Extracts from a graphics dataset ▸
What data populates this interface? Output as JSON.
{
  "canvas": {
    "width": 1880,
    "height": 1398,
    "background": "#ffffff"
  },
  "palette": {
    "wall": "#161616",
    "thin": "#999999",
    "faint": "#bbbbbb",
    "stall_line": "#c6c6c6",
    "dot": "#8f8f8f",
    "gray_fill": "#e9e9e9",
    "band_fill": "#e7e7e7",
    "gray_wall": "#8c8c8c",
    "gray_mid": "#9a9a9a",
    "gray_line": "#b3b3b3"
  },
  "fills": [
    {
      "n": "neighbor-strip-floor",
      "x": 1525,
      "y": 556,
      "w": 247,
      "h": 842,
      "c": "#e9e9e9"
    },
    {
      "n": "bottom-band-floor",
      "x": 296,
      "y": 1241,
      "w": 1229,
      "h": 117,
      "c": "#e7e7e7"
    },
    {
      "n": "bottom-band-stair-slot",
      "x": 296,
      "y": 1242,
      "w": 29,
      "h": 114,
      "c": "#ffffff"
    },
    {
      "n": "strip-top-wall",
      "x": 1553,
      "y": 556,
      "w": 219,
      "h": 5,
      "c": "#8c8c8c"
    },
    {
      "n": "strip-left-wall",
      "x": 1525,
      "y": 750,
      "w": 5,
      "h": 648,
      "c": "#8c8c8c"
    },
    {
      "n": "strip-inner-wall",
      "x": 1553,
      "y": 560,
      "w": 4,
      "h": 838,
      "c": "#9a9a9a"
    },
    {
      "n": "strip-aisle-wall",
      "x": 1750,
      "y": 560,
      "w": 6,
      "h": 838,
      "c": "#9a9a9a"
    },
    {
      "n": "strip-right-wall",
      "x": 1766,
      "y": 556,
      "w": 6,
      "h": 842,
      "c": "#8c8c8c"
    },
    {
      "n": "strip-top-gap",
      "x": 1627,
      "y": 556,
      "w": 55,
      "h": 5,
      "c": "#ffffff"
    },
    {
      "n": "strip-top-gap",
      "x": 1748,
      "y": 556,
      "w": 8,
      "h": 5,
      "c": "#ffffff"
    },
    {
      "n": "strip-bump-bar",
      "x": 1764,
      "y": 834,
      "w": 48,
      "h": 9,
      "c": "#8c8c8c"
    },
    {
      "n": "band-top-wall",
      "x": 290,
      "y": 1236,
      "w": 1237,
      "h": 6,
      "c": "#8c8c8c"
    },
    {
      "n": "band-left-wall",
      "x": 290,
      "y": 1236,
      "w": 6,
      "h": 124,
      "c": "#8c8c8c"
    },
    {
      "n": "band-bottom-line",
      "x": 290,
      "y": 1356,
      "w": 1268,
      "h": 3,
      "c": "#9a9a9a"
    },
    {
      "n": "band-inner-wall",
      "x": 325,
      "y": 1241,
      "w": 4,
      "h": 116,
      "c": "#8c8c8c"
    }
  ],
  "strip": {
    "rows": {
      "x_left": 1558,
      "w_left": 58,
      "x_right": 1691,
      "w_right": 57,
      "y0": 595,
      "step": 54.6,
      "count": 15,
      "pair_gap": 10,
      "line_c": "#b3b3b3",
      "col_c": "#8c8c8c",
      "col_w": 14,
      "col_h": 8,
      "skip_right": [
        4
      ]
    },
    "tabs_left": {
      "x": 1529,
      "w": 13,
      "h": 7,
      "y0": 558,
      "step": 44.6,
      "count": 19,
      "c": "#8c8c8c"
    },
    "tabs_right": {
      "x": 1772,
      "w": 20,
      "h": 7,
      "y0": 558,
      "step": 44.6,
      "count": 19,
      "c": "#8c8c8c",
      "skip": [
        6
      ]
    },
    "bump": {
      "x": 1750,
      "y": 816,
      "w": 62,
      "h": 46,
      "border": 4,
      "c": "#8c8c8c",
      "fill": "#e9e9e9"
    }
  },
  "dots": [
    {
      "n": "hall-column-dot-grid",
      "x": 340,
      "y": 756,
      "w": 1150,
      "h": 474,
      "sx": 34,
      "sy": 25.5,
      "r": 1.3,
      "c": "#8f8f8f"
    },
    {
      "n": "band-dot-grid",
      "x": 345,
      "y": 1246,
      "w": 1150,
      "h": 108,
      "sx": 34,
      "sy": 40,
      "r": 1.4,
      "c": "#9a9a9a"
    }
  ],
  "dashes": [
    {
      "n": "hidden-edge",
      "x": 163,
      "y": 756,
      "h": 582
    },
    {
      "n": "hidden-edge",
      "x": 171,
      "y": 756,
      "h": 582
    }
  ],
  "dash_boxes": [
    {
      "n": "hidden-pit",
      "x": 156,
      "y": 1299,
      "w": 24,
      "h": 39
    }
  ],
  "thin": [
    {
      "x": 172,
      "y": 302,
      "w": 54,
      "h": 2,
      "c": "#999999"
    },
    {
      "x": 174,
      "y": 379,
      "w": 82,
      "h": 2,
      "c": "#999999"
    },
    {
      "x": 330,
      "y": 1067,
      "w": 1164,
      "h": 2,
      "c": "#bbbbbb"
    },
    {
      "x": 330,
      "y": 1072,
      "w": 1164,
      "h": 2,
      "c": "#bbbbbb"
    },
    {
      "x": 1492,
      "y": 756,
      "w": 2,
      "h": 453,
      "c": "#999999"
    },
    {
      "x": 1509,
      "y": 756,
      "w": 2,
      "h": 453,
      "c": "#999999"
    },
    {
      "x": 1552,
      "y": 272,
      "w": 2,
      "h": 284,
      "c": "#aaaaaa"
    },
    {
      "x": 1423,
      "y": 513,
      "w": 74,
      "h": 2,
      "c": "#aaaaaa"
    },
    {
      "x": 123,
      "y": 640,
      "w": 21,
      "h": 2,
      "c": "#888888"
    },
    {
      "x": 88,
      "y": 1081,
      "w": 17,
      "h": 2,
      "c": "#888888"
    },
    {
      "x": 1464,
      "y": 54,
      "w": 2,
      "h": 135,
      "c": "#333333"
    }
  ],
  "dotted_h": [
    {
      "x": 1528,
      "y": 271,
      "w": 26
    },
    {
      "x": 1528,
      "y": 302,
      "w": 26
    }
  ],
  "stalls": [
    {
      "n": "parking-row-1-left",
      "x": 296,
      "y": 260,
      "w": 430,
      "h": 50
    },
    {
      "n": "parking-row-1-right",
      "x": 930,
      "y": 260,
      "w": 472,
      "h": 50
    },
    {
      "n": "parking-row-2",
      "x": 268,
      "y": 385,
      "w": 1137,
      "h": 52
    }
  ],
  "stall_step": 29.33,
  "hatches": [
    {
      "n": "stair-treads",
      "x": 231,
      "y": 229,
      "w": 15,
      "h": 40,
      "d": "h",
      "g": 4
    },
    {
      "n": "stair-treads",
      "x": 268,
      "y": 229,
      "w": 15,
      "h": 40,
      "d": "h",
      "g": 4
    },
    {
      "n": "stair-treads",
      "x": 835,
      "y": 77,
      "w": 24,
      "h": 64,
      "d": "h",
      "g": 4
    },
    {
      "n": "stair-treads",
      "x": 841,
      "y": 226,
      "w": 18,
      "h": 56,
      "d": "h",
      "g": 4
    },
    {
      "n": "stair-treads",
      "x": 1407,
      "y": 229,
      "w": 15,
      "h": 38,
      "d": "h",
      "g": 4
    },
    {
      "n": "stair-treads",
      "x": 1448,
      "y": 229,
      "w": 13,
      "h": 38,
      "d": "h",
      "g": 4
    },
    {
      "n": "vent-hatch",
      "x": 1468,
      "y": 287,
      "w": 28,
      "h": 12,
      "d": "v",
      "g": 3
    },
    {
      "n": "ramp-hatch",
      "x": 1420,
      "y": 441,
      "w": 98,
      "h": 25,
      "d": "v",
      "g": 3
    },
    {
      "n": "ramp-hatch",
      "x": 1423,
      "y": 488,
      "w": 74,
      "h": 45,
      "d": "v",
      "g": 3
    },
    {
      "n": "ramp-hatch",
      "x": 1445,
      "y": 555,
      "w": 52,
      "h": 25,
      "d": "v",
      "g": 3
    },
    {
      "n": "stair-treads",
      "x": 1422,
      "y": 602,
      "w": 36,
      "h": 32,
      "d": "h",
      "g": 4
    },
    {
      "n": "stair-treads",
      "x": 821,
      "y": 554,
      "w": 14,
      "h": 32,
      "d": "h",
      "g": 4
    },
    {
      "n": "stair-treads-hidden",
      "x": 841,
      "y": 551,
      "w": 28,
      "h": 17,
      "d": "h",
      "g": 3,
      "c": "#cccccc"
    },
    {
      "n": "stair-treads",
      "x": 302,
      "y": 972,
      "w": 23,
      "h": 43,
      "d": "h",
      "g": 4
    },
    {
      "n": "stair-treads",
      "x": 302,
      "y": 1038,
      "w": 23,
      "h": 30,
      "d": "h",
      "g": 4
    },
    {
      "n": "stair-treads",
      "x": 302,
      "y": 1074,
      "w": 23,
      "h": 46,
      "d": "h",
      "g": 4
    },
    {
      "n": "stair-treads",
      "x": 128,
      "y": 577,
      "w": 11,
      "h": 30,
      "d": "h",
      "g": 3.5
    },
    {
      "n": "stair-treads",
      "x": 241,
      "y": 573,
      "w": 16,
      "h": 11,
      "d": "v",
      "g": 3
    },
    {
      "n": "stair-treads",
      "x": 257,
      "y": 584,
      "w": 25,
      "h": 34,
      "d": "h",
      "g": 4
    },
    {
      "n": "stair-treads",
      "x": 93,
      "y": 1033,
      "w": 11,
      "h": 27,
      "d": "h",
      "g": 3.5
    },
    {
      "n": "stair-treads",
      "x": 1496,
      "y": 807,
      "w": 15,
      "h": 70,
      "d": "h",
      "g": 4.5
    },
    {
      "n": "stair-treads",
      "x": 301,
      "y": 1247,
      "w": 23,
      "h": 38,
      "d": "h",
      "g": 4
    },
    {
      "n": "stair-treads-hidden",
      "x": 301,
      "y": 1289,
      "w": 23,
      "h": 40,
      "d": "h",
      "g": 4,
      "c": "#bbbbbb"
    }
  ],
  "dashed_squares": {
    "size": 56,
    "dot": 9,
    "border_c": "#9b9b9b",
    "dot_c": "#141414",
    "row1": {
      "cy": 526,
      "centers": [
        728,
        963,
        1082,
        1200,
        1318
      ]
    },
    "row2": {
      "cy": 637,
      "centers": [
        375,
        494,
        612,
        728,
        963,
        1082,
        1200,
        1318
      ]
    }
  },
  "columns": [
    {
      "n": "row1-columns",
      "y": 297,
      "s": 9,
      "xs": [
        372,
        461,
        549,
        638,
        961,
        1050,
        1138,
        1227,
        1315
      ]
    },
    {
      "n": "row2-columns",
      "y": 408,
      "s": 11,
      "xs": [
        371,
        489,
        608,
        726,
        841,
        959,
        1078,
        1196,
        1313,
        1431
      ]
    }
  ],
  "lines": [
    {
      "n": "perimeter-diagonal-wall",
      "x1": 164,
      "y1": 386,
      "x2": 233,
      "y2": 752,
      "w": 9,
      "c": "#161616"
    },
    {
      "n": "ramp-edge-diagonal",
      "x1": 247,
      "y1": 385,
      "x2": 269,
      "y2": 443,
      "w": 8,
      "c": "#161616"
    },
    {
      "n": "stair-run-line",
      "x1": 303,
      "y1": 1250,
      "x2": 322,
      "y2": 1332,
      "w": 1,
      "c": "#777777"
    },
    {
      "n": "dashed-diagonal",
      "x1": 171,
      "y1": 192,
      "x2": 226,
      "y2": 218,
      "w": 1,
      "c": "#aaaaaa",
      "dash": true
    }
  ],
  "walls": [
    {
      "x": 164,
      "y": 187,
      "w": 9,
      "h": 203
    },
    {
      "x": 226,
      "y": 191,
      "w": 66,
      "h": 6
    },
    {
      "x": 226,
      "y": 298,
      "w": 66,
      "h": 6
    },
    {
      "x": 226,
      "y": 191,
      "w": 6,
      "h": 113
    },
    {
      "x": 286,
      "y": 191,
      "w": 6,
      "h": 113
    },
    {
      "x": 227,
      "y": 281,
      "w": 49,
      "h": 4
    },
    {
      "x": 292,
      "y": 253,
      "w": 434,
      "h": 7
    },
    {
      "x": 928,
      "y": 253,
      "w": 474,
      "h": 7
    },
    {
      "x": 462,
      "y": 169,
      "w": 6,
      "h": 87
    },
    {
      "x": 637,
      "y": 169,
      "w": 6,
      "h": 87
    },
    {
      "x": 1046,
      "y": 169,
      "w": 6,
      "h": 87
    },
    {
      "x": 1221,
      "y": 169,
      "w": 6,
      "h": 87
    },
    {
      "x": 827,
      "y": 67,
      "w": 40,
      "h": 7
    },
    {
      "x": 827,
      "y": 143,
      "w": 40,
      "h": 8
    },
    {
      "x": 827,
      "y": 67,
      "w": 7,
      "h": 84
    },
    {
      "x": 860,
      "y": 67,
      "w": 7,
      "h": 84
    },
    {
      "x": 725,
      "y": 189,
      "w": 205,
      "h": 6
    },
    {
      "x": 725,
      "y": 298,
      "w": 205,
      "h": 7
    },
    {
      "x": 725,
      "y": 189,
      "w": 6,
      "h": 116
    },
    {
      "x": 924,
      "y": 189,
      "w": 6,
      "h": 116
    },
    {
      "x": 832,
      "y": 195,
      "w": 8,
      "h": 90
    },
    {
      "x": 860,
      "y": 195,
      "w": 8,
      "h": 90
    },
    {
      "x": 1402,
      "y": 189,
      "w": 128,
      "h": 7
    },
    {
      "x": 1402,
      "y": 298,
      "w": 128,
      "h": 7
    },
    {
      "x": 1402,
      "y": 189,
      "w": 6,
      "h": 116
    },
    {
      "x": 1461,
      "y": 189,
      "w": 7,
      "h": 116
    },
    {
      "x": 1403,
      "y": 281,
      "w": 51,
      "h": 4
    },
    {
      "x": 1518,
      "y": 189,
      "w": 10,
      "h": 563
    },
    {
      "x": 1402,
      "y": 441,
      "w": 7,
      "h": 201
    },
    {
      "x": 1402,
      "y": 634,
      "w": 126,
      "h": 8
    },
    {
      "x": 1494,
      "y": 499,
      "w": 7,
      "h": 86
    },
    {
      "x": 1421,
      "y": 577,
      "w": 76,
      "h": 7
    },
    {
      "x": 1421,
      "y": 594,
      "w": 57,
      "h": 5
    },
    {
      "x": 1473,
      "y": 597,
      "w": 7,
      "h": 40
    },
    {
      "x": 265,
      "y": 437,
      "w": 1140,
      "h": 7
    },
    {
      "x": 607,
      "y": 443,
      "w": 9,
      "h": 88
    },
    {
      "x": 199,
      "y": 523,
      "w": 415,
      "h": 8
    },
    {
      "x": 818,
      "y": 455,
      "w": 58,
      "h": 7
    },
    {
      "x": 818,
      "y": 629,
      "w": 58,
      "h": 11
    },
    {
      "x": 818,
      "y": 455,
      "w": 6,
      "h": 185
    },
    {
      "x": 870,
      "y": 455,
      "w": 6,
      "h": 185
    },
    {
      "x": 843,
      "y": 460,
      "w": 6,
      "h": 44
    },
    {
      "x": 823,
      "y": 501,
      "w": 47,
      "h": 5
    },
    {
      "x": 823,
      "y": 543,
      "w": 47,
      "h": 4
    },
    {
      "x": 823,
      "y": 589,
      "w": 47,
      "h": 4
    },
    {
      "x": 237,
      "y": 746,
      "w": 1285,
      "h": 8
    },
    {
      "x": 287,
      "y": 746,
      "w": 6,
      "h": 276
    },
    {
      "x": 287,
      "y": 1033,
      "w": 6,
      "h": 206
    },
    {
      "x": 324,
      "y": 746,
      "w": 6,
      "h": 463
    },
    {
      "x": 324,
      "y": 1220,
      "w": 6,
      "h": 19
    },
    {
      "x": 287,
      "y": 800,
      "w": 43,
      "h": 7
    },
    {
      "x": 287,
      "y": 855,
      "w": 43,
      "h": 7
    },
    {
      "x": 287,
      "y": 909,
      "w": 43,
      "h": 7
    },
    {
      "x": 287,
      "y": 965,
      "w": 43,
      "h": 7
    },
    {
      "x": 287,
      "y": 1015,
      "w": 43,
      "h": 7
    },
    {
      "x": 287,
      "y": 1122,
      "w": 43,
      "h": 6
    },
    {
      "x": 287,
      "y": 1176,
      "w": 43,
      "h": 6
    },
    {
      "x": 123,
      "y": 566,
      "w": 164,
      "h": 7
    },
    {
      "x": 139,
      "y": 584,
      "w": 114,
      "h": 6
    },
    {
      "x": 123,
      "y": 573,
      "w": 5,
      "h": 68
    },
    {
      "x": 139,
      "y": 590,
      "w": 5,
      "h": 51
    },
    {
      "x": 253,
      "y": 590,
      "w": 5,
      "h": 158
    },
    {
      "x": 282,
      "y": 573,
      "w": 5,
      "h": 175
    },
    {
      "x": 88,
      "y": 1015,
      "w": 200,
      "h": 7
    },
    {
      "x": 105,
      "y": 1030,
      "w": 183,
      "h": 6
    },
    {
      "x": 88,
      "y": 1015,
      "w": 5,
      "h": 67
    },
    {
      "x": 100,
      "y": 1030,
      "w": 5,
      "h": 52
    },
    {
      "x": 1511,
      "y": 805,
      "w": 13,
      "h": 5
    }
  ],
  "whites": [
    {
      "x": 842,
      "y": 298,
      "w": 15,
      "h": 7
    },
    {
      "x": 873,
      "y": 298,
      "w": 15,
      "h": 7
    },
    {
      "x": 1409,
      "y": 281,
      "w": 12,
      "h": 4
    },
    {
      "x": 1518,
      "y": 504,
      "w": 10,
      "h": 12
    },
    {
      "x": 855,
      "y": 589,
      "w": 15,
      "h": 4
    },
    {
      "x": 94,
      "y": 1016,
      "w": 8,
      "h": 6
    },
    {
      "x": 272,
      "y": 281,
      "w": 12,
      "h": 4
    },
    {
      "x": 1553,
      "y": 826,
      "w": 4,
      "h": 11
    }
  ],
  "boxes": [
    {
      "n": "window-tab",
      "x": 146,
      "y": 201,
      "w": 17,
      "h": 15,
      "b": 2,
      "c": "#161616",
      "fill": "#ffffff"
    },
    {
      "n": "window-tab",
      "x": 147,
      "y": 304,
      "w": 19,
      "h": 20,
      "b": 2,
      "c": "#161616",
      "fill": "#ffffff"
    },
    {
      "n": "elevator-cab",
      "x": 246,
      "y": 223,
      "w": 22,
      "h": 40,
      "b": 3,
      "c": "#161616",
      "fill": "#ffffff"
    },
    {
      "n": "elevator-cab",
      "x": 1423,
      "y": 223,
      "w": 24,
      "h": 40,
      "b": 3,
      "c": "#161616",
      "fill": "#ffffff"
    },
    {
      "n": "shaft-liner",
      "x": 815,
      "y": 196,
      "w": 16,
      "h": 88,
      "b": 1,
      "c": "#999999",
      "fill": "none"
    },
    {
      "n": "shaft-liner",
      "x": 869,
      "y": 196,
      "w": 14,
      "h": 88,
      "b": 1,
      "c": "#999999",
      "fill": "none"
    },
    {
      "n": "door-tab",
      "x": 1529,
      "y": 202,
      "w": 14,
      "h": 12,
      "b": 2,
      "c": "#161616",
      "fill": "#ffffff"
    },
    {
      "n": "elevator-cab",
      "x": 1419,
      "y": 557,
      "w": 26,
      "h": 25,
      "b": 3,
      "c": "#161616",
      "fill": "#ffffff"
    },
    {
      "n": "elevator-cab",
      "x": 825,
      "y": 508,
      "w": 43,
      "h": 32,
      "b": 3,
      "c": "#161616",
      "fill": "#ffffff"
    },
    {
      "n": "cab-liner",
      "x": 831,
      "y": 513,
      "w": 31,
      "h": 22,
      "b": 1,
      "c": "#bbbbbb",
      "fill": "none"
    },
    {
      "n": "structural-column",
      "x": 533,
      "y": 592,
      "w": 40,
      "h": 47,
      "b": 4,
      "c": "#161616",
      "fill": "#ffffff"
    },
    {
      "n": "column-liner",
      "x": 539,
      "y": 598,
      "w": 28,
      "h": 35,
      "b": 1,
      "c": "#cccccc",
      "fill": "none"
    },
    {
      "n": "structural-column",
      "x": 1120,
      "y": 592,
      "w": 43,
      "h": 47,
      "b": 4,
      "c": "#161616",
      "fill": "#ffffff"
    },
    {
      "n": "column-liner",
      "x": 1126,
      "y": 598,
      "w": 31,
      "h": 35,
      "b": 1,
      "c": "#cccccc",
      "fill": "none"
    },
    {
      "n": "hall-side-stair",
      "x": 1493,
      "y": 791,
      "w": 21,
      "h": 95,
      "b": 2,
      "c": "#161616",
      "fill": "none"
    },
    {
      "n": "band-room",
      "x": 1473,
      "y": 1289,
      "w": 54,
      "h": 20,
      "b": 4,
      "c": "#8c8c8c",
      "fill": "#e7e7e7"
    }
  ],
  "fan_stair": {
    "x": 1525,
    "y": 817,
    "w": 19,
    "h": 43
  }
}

What you have to do ▸ Each line in the listing above that contains "grid" should be copied.

Exercise output ▸
      "n": "hall-column-dot-grid",
      "n": "band-dot-grid",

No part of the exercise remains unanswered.